* _Rows_
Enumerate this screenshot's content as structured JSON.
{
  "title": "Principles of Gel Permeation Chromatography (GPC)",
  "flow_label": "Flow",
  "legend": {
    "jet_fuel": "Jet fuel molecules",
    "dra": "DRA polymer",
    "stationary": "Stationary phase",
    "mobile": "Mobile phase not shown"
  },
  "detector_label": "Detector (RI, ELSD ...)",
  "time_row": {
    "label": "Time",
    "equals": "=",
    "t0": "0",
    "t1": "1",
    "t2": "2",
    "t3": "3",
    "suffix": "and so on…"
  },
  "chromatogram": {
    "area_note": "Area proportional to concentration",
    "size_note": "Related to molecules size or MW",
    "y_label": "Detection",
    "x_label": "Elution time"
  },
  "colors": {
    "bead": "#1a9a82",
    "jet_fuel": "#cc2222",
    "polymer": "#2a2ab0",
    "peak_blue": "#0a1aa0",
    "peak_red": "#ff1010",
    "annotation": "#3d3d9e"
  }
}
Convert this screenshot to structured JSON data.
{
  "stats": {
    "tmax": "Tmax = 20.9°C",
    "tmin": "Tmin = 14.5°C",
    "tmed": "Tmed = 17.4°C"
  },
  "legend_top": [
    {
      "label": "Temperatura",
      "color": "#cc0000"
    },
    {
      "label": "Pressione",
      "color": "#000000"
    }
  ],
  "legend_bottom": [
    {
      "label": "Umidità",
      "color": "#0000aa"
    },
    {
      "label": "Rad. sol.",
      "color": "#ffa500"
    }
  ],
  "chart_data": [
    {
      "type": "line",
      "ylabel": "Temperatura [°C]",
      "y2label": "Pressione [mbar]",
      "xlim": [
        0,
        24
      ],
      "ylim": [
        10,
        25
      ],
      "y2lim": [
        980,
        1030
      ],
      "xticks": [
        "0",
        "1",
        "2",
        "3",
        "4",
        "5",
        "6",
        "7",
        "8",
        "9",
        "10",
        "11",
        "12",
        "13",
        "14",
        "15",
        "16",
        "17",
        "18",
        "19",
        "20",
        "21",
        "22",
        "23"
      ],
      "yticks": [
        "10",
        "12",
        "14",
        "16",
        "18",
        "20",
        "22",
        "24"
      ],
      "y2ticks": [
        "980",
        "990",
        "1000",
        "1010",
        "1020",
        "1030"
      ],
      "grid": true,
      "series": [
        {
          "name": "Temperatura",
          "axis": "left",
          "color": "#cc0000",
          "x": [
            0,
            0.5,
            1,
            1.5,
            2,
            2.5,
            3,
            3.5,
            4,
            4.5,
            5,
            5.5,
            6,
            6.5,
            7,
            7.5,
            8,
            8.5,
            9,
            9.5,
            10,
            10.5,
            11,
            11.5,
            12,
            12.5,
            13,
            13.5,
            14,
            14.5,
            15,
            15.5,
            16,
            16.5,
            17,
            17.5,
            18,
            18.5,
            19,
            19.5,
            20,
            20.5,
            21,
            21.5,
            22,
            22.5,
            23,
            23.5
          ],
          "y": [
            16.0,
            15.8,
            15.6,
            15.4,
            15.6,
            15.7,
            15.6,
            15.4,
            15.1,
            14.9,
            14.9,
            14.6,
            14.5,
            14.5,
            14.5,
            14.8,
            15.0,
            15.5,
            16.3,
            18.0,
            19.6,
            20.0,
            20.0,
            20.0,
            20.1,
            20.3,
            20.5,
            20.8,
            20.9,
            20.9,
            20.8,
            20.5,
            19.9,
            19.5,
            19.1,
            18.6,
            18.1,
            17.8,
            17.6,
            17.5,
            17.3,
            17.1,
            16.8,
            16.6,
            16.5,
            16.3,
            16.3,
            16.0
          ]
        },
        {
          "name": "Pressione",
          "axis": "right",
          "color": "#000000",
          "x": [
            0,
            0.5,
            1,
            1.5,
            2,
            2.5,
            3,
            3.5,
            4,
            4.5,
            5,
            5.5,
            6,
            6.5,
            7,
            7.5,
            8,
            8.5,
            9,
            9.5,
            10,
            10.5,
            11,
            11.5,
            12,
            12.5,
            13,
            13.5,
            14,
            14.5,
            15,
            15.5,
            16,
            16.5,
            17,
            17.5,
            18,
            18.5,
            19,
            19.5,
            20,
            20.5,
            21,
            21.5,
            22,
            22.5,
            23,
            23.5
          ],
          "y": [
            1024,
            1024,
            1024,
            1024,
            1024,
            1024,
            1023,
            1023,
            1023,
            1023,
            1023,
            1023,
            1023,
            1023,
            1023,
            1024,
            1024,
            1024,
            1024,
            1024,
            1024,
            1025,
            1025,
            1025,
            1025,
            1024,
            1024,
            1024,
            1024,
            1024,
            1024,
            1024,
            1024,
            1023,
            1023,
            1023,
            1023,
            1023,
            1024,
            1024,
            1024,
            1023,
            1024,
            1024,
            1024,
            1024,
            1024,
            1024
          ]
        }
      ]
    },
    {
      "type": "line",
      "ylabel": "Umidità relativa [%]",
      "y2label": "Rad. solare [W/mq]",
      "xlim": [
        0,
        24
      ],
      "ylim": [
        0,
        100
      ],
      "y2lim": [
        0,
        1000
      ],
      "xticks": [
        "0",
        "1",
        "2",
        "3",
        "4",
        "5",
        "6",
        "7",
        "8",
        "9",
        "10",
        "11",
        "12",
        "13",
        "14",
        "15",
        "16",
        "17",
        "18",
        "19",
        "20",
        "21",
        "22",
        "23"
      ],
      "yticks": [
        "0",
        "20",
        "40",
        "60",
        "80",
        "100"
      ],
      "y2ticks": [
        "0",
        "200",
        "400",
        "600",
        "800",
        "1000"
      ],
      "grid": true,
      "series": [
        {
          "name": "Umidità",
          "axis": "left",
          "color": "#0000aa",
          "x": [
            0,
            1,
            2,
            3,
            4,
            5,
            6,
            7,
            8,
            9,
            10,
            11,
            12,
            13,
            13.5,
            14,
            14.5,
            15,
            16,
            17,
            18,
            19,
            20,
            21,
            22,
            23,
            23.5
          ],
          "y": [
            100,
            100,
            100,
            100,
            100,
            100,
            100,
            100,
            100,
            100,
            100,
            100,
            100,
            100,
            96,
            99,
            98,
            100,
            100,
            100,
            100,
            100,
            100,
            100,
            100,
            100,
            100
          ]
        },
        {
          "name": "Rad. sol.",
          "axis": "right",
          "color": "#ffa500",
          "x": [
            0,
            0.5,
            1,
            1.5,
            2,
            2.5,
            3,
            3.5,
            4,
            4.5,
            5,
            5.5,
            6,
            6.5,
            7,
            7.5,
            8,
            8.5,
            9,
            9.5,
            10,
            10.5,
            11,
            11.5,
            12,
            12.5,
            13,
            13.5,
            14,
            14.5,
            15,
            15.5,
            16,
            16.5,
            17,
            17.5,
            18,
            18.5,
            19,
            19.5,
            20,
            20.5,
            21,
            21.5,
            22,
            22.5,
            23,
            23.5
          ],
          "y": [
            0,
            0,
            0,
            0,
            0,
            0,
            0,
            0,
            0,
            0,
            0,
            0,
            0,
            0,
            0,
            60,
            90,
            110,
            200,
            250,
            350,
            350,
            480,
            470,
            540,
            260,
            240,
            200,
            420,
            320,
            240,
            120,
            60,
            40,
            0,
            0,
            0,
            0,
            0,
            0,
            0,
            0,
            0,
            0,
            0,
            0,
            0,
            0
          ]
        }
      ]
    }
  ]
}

* _Task to complete_
Recopy the entries above in their entirety, exactly.

* _Correct answer_
Enumerate this screenshot's content as structured JSON.
{
  "title": "Principles of Gel Permeation Chromatography (GPC)",
  "flow_label": "Flow",
  "legend": {
    "jet_fuel": "Jet fuel molecules",
    "dra": "DRA polymer",
    "stationary": "Stationary phase",
    "mobile": "Mobile phase not shown"
  },
  "detector_label": "Detector (RI, ELSD ...)",
  "time_row": {
    "label": "Time",
    "equals": "=",
    "t0": "0",
    "t1": "1",
    "t2": "2",
    "t3": "3",
    "suffix": "and so on…"
  },
  "chromatogram": {
    "area_note": "Area proportional to concentration",
    "size_note": "Related to molecules size or MW",
    "y_label": "Detection",
    "x_label": "Elution time"
  },
  "colors": {
    "bead": "#1a9a82",
    "jet_fuel": "#cc2222",
    "polymer": "#2a2ab0",
    "peak_blue": "#0a1aa0",
    "peak_red": "#ff1010",
    "annotation": "#3d3d9e"
  }
}
Convert this screenshot to structured JSON data.
{
  "stats": {
    "tmax": "Tmax = 20.9°C",
    "tmin": "Tmin = 14.5°C",
    "tmed": "Tmed = 17.4°C"
  },
  "legend_top": [
    {
      "label": "Temperatura",
      "color": "#cc0000"
    },
    {
      "label": "Pressione",
      "color": "#000000"
    }
  ],
  "legend_bottom": [
    {
      "label": "Umidità",
      "color": "#0000aa"
    },
    {
      "label": "Rad. sol.",
      "color": "#ffa500"
    }
  ],
  "chart_data": [
    {
      "type": "line",
      "ylabel": "Temperatura [°C]",
      "y2label": "Pressione [mbar]",
      "xlim": [
        0,
        24
      ],
      "ylim": [
        10,
        25
      ],
      "y2lim": [
        980,
        1030
      ],
      "xticks": [
        "0",
        "1",
        "2",
        "3",
        "4",
        "5",
        "6",
        "7",
        "8",
        "9",
        "10",
        "11",
        "12",
        "13",
        "14",
        "15",
        "16",
        "17",
        "18",
        "19",
        "20",
        "21",
        "22",
        "23"
      ],
      "yticks": [
        "10",
        "12",
        "14",
        "16",
        "18",
        "20",
        "22",
        "24"
      ],
      "y2ticks": [
        "980",
        "990",
        "1000",
        "1010",
        "1020",
        "1030"
      ],
      "grid": true,
      "series": [
        {
          "name": "Temperatura",
          "axis": "left",
          "color": "#cc0000",
          "x": [
            0,
            0.5,
            1,
            1.5,
            2,
            2.5,
            3,
            3.5,
            4,
            4.5,
            5,
            5.5,
            6,
            6.5,
            7,
            7.5,
            8,
            8.5,
            9,
            9.5,
            10,
            10.5,
            11,
            11.5,
            12,
            12.5,
            13,
            13.5,
            14,
            14.5,
            15,
            15.5,
            16,
            16.5,
            17,
            17.5,
            18,
            18.5,
            19,
            19.5,
            20,
            20.5,
            21,
            21.5,
            22,
            22.5,
            23,
            23.5
          ],
          "y": [
            16.0,
            15.8,
            15.6,
            15.4,
            15.6,
            15.7,
            15.6,
            15.4,
            15.1,
            14.9,
            14.9,
            14.6,
            14.5,
            14.5,
            14.5,
            14.8,
            15.0,
            15.5,
            16.3,
            18.0,
            19.6,
            20.0,
            20.0,
            20.0,
            20.1,
            20.3,
            20.5,
            20.8,
            20.9,
            20.9,
            20.8,
            20.5,
            19.9,
            19.5,
            19.1,
            18.6,
            18.1,
            17.8,
            17.6,
            17.5,
            17.3,
            17.1,
            16.8,
            16.6,
            16.5,
            16.3,
            16.3,
            16.0
          ]
        },
        {
          "name": "Pressione",
          "axis": "right",
          "color": "#000000",
          "x": [
            0,
            0.5,
            1,
            1.5,
            2,
            2.5,
            3,
            3.5,
            4,
            4.5,
            5,
            5.5,
            6,
            6.5,
            7,
            7.5,
            8,
            8.5,
            9,
            9.5,
            10,
            10.5,
            11,
            11.5,
            12,
            12.5,
            13,
            13.5,
            14,
            14.5,
            15,
            15.5,
            16,
            16.5,
            17,
            17.5,
            18,
            18.5,
            19,
            19.5,
            20,
            20.5,
            21,
            21.5,
            22,
            22.5,
            23,
            23.5
          ],
          "y": [
            1024,
            1024,
            1024,
            1024,
            1024,
            1024,
            1023,
            1023,
            1023,
            1023,
            1023,
            1023,
            1023,
            1023,
            1023,
            1024,
            1024,
            1024,
            1024,
            1024,
            1024,
            1025,
            1025,
            1025,
            1025,
            1024,
            1024,
            1024,
            1024,
            1024,
            1024,
            1024,
            1024,
            1023,
            1023,
            1023,
            1023,
            1023,
            1024,
            1024,
            1024,
            1023,
            1024,
            1024,
            1024,
            1024,
            1024,
            1024
          ]
        }
      ]
    },
    {
      "type": "line",
      "ylabel": "Umidità relativa [%]",
      "y2label": "Rad. solare [W/mq]",
      "xlim": [
        0,
        24
      ],
      "ylim": [
        0,
        100
      ],
      "y2lim": [
        0,
        1000
      ],
      "xticks": [
        "0",
        "1",
        "2",
        "3",
        "4",
        "5",
        "6",
        "7",
        "8",
        "9",
        "10",
        "11",
        "12",
        "13",
        "14",
        "15",
        "16",
        "17",
        "18",
        "19",
        "20",
        "21",
        "22",
        "23"
      ],
      "yticks": [
        "0",
        "20",
        "40",
        "60",
        "80",
        "100"
      ],
      "y2ticks": [
        "0",
        "200",
        "400",
        "600",
        "800",
        "1000"
      ],
      "grid": true,
      "series": [
        {
          "name": "Umidità",
          "axis": "left",
          "color": "#0000aa",
          "x": [
            0,
            1,
            2,
            3,
            4,
            5,
            6,
            7,
            8,
            9,
            10,
            11,
            12,
            13,
            13.5,
            14,
            14.5,
            15,
            16,
            17,
            18,
            19,
            20,
            21,
            22,
            23,
            23.5
          ],
          "y": [
            100,
            100,
            100,
            100,
            100,
            100,
            100,
            100,
            100,
            100,
            100,
            100,
            100,
            100,
            96,
            99,
            98,
            100,
            100,
            100,
            100,
            100,
            100,
            100,
            100,
            100,
            100
          ]
        },
        {
          "name": "Rad. sol.",
          "axis": "right",
          "color": "#ffa500",
          "x": [
            0,
            0.5,
            1,
            1.5,
            2,
            2.5,
            3,
            3.5,
            4,
            4.5,
            5,
            5.5,
            6,
            6.5,
            7,
            7.5,
            8,
            8.5,
            9,
            9.5,
            10,
            10.5,
            11,
            11.5,
            12,
            12.5,
            13,
            13.5,
            14,
            14.5,
            15,
            15.5,
            16,
            16.5,
            17,
            17.5,
            18,
            18.5,
            19,
            19.5,
            20,
            20.5,
            21,
            21.5,
            22,
            22.5,
            23,
            23.5
          ],
          "y": [
            0,
            0,
            0,
            0,
            0,
            0,
            0,
            0,
            0,
            0,
            0,
            0,
            0,
            0,
            0,
            60,
            90,
            110,
            200,
            250,
            350,
            350,
            480,
            470,
            540,
            260,
            240,
            200,
            420,
            320,
            240,
            120,
            60,
            40,
            0,
            0,
            0,
            0,
            0,
            0,
            0,
            0,
            0,
            0,
            0,
            0,
            0,
            0
          ]
        }
      ]
    }
  ]
}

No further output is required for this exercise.